TASK GOAL: Transcribe all of the records word for word, but omit the pictures.

TASK DATA:
────────
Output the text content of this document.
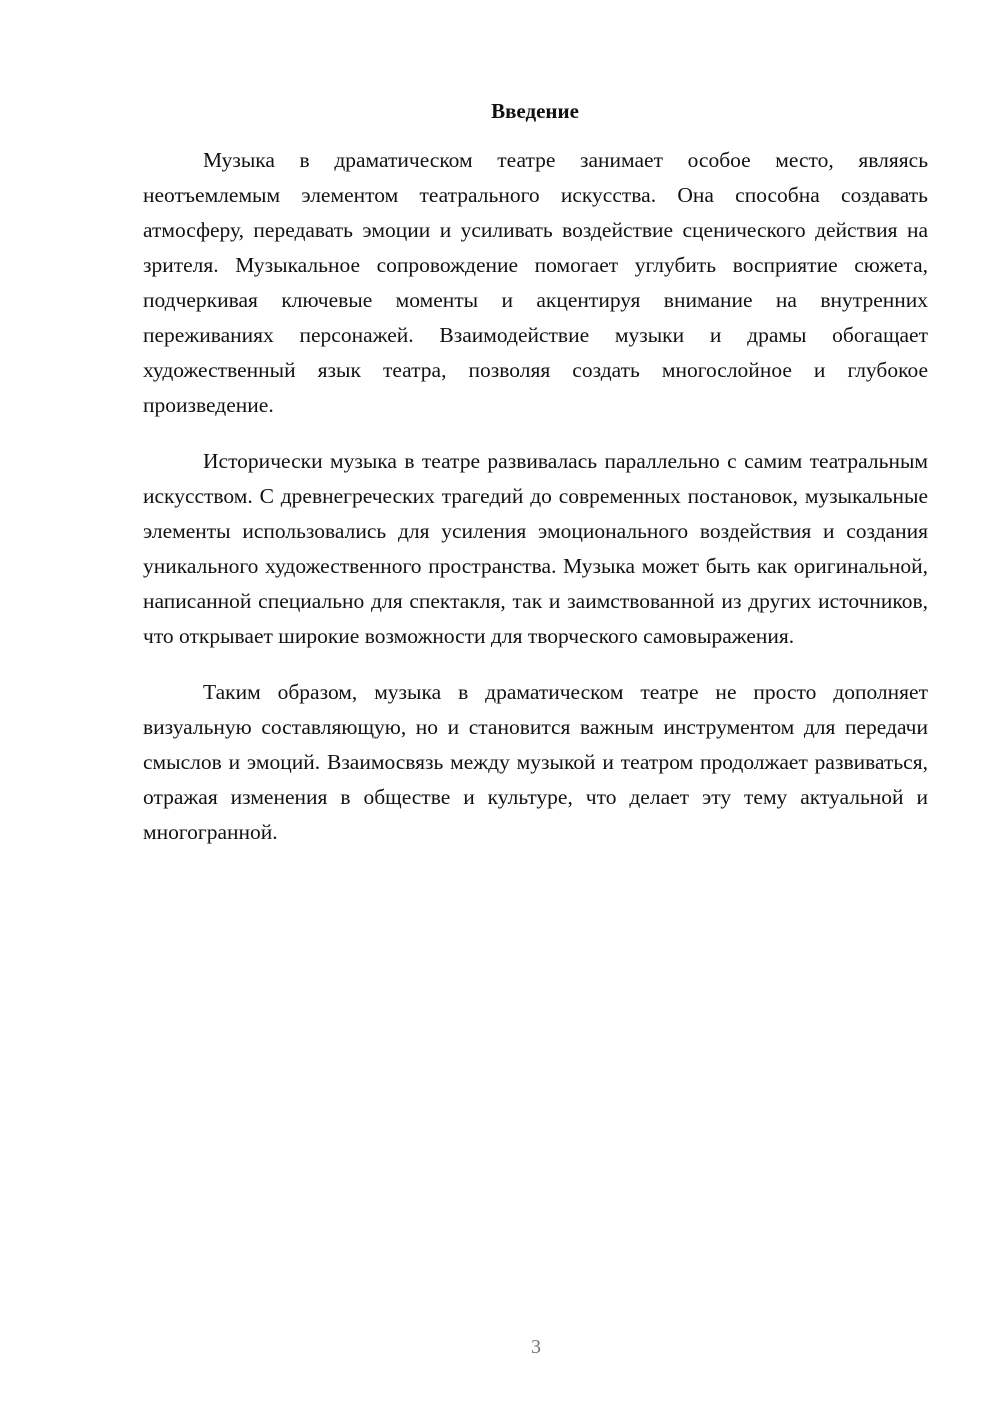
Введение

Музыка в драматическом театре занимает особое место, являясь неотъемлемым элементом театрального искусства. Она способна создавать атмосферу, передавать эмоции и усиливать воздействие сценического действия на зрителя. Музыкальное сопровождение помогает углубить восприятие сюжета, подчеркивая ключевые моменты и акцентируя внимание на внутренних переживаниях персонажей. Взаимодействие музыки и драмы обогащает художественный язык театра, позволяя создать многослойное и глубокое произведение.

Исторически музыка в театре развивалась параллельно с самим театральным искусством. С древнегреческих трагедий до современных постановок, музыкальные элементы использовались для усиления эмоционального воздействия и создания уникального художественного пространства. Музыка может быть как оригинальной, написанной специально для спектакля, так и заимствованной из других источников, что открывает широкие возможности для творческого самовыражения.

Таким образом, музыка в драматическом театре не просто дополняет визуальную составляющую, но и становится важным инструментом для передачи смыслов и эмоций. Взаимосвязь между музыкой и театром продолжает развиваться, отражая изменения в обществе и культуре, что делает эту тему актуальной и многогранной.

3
────────
SOLUTION FOR THIS PROBLEM:
Output the text content of this document.
Введение

Музыка в драматическом театре занимает особое место, являясь неотъемлемым элементом театрального искусства. Она способна создавать атмосферу, передавать эмоции и усиливать воздействие сценического действия на зрителя. Музыкальное сопровождение помогает углубить восприятие сюжета, подчеркивая ключевые моменты и акцентируя внимание на внутренних переживаниях персонажей. Взаимодействие музыки и драмы обогащает художественный язык театра, позволяя создать многослойное и глубокое произведение.

Исторически музыка в театре развивалась параллельно с самим театральным искусством. С древнегреческих трагедий до современных постановок, музыкальные элементы использовались для усиления эмоционального воздействия и создания уникального художественного пространства. Музыка может быть как оригинальной, написанной специально для спектакля, так и заимствованной из других источников, что открывает широкие возможности для творческого самовыражения.

Таким образом, музыка в драматическом театре не просто дополняет визуальную составляющую, но и становится важным инструментом для передачи смыслов и эмоций. Взаимосвязь между музыкой и театром продолжает развиваться, отражая изменения в обществе и культуре, что делает эту тему актуальной и многогранной.

3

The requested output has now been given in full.